[Excerpt from a dataset]
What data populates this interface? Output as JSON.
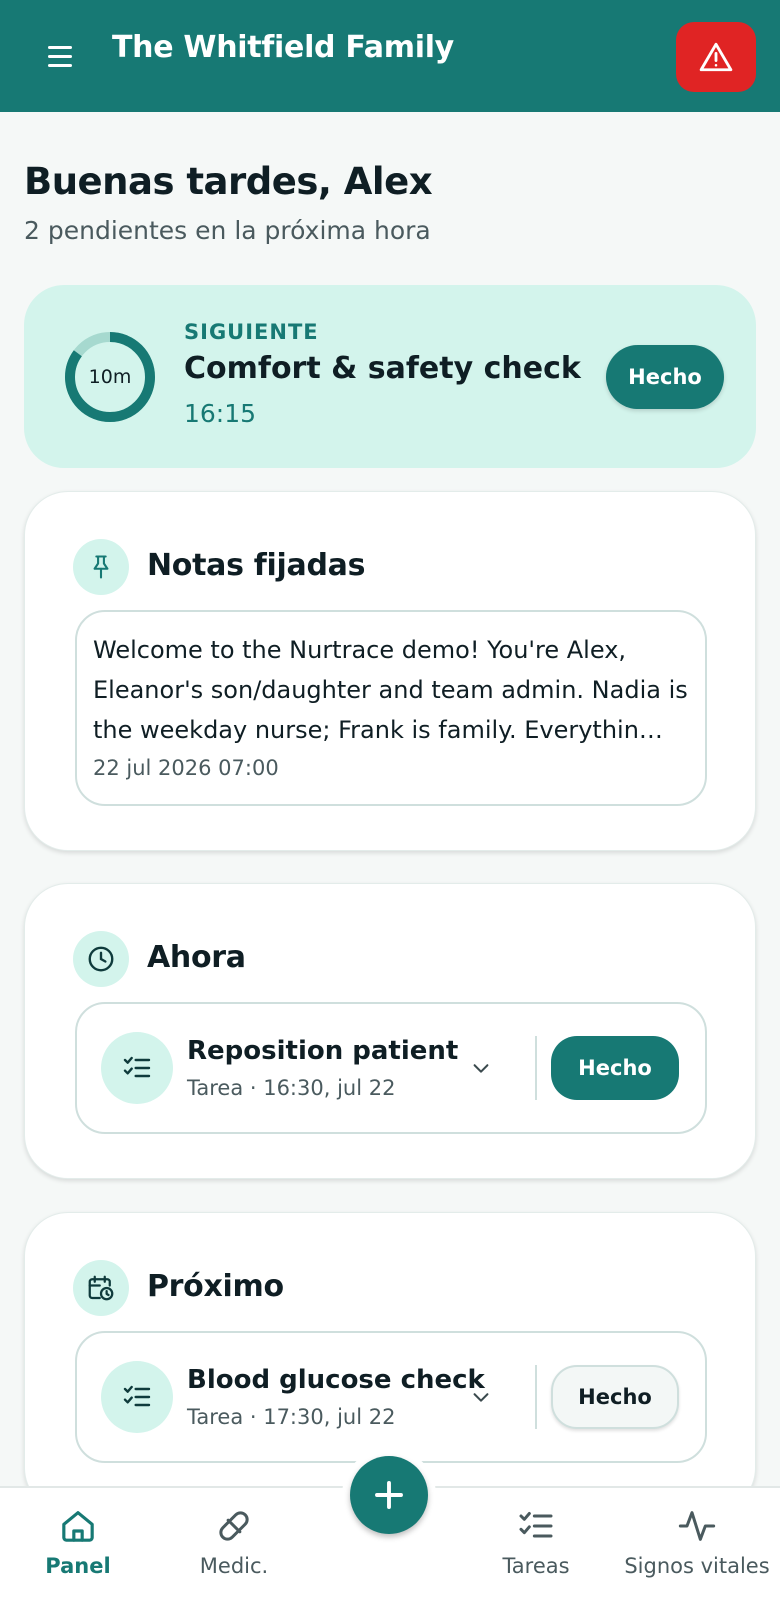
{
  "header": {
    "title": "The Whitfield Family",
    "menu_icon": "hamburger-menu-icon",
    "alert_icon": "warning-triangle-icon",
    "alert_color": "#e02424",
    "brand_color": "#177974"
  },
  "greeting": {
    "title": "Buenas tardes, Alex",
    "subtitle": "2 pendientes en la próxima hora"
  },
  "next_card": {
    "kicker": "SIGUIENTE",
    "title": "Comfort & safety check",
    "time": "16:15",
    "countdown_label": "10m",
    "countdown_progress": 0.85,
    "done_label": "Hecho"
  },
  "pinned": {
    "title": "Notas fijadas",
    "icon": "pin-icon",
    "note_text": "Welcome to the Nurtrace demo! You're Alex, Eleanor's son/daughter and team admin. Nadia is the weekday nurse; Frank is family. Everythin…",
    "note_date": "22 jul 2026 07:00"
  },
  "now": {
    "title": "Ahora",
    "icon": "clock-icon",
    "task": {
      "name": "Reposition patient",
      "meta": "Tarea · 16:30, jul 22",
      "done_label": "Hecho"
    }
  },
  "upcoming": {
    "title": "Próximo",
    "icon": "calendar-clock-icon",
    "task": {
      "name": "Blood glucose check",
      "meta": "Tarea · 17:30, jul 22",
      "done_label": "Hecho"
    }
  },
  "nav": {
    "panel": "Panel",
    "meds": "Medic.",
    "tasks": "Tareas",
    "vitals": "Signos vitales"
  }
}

...

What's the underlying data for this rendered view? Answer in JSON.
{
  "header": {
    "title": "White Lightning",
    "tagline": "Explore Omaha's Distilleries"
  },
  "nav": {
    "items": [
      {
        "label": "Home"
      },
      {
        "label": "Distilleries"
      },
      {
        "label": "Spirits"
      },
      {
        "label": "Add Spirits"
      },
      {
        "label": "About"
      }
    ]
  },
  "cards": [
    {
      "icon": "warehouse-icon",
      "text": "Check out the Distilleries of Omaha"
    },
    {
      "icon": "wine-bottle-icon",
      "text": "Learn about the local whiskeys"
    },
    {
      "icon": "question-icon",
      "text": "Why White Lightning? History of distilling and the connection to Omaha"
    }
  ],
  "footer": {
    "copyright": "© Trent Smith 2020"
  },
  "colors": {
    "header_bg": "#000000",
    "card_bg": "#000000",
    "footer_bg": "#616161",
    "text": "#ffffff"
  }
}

--

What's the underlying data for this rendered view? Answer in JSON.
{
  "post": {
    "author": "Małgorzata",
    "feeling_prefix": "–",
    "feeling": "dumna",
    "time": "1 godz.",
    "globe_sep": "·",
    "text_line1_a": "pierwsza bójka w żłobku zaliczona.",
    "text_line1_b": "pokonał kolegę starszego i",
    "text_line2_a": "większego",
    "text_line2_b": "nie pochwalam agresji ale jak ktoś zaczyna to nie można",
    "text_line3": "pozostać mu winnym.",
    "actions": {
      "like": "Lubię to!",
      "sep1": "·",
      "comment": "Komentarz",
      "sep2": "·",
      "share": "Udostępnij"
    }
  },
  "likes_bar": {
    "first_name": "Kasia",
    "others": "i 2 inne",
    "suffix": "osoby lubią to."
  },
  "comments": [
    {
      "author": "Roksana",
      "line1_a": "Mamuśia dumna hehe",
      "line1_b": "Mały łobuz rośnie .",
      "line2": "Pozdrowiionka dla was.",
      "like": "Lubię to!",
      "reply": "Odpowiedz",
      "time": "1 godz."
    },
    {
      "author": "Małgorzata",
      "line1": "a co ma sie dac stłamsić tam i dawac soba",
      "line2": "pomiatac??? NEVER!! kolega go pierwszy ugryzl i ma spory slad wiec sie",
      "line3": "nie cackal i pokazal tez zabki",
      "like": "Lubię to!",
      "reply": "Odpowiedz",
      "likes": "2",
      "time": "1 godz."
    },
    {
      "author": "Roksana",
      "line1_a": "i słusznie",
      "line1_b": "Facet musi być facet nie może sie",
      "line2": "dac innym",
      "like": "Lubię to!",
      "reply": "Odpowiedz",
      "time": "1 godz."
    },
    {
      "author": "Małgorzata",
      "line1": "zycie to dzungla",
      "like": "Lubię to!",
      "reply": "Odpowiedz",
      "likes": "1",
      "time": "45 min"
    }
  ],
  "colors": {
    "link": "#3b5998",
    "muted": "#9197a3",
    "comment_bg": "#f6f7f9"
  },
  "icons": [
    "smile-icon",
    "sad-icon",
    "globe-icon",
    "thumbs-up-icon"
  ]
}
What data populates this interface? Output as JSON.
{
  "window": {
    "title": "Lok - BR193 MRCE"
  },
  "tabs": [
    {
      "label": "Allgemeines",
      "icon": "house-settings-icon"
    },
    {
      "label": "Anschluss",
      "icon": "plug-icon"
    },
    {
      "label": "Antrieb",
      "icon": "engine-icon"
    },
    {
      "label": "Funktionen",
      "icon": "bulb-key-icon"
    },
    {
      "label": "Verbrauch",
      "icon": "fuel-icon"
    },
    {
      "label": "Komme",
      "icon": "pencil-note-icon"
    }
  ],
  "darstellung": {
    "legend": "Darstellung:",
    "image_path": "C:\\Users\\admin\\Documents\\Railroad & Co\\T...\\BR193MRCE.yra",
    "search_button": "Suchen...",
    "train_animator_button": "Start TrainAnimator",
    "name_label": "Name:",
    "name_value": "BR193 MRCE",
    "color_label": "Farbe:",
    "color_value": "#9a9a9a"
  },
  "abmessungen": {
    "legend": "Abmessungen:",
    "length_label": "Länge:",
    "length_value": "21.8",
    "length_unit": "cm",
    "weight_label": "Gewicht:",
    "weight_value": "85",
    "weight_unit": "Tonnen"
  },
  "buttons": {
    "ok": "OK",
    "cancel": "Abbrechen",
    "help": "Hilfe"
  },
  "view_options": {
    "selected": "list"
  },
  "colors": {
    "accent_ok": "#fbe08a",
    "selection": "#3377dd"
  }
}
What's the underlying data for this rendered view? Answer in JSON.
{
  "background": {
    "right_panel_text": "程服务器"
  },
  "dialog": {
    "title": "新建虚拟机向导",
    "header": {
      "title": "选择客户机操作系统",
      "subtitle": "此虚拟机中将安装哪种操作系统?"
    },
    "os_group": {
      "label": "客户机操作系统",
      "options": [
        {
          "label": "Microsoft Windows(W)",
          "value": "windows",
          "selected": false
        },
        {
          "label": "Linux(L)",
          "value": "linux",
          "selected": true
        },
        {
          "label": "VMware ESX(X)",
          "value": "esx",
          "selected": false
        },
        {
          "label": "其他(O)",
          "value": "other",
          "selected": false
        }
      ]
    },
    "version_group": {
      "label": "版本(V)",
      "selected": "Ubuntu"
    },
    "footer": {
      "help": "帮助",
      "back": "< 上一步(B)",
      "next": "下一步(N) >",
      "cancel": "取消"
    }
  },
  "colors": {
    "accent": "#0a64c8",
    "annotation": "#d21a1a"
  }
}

* [WHAT YOU HAVE TO DO]: Using the entries above, find all lines with "White". Copy them.

* [FINAL RESULT]:
    "title": "White Lightning",
      "text": "Why White Lightning? History of distilling and the connection to Omaha"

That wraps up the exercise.